§ **TASK DESCRIPTION**:
Locate each line containing the string "this" and copy it out.

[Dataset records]
......

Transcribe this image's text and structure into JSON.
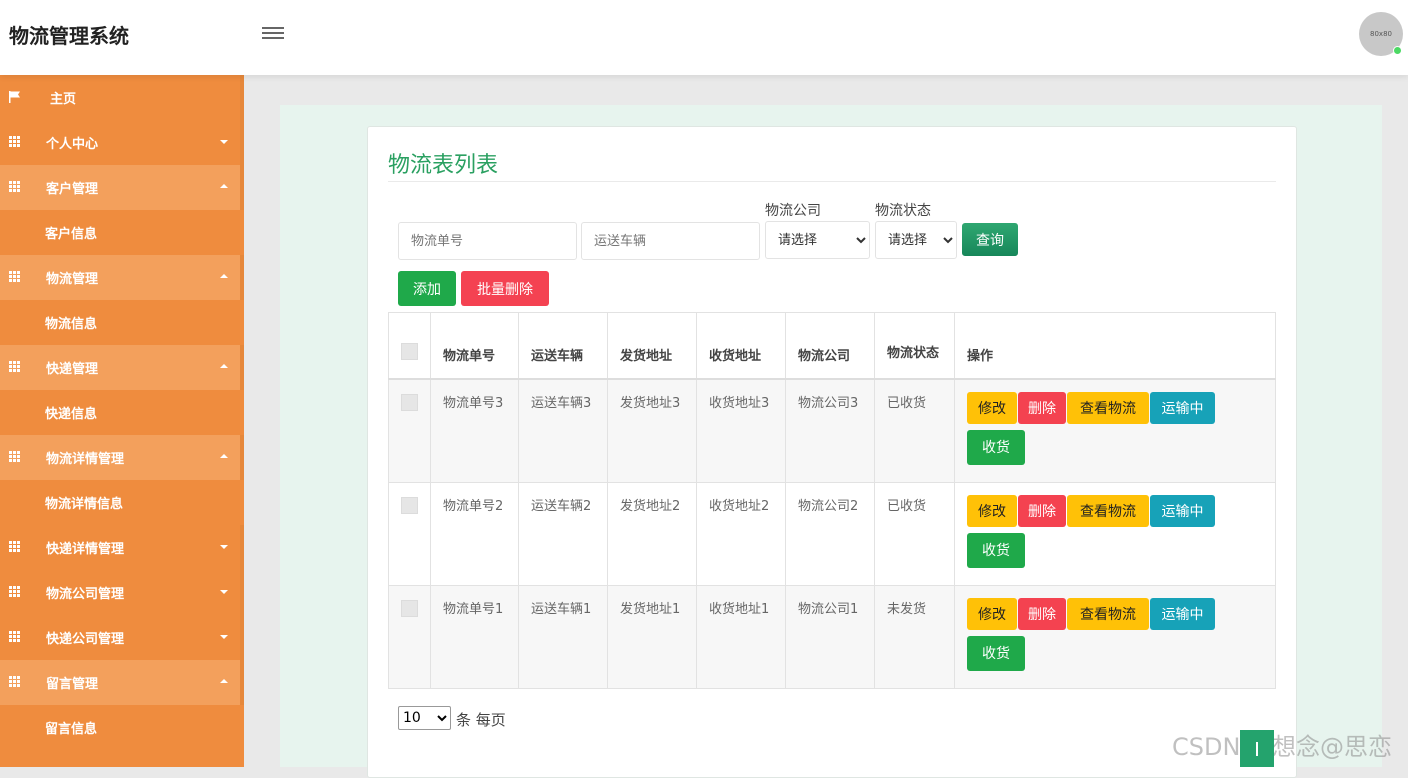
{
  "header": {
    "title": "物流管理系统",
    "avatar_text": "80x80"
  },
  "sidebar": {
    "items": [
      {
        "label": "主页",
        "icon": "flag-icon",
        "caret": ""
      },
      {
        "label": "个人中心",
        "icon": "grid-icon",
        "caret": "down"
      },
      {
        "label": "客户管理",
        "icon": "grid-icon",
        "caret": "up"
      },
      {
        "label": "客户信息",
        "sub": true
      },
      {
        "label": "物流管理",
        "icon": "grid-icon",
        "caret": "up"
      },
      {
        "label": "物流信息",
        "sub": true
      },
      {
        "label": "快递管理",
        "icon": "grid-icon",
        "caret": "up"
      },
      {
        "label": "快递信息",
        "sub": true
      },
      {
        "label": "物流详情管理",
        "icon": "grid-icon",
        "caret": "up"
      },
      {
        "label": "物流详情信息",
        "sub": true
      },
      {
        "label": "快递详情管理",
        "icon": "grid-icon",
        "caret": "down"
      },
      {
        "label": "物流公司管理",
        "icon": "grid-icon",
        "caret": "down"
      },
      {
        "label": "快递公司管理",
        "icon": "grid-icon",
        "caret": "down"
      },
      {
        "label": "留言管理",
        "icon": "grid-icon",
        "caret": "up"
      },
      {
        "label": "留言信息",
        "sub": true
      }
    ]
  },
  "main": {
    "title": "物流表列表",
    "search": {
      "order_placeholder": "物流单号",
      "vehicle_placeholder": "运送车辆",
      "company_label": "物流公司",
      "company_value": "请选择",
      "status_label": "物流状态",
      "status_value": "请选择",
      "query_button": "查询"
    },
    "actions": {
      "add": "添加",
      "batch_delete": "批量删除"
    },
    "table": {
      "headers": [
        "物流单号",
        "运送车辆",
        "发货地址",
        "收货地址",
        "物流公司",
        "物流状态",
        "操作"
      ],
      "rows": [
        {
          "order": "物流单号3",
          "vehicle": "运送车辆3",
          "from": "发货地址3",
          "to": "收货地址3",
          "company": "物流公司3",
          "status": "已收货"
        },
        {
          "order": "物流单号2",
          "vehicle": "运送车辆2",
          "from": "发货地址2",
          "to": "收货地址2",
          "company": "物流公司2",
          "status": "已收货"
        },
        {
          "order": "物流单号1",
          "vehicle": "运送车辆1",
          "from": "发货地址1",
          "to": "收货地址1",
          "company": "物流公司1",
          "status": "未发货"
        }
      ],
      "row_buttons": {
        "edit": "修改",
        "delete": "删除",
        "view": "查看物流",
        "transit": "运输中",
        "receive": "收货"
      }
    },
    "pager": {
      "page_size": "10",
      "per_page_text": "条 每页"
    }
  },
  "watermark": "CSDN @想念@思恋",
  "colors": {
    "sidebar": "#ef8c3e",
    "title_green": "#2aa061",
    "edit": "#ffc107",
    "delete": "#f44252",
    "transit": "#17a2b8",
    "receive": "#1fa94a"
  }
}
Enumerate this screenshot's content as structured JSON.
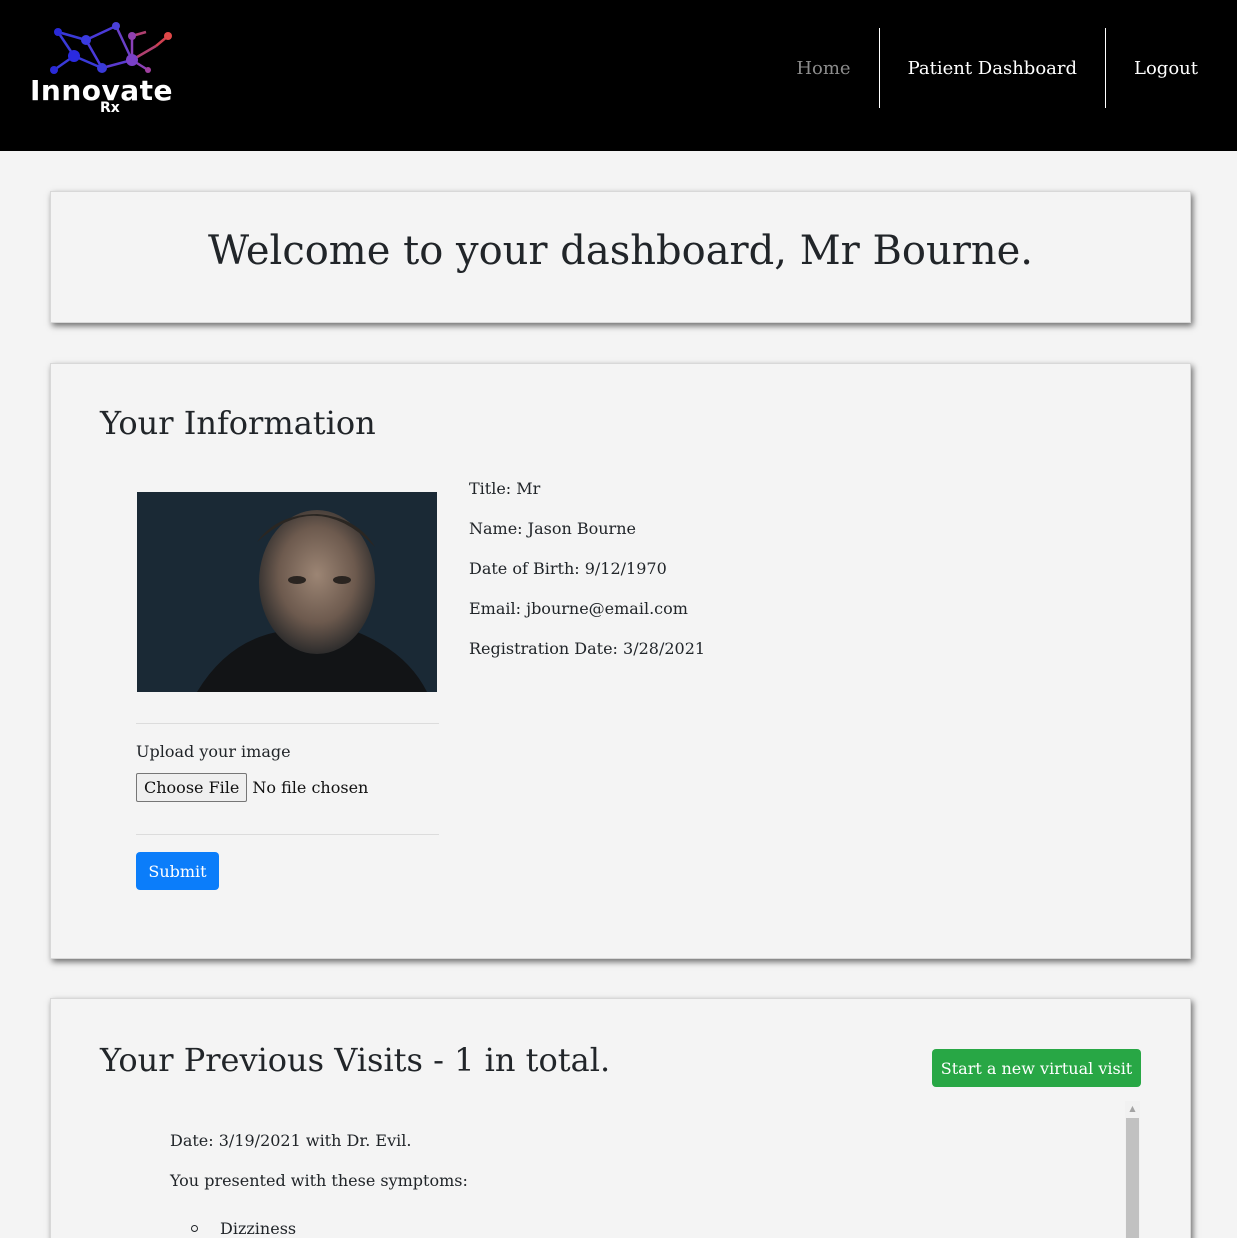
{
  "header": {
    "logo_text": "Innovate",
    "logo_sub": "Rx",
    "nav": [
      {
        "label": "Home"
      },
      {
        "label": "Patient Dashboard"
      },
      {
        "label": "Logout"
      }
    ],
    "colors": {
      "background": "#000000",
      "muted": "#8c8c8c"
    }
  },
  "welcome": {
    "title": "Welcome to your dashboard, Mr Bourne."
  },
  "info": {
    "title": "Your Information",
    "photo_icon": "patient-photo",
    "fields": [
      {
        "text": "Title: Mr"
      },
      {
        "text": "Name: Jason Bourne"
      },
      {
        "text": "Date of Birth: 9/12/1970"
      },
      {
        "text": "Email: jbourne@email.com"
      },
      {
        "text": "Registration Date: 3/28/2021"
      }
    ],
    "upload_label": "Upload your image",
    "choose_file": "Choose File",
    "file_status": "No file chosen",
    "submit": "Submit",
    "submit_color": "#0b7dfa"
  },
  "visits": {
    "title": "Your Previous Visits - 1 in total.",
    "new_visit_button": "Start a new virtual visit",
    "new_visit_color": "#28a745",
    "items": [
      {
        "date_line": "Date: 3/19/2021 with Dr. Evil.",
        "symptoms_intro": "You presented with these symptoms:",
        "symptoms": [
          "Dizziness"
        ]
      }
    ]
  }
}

......

§ **TASK OUTPUT**:
Transcribe this image's text and structure into JSON.
Enumerate this screenshot's content as structured JSON.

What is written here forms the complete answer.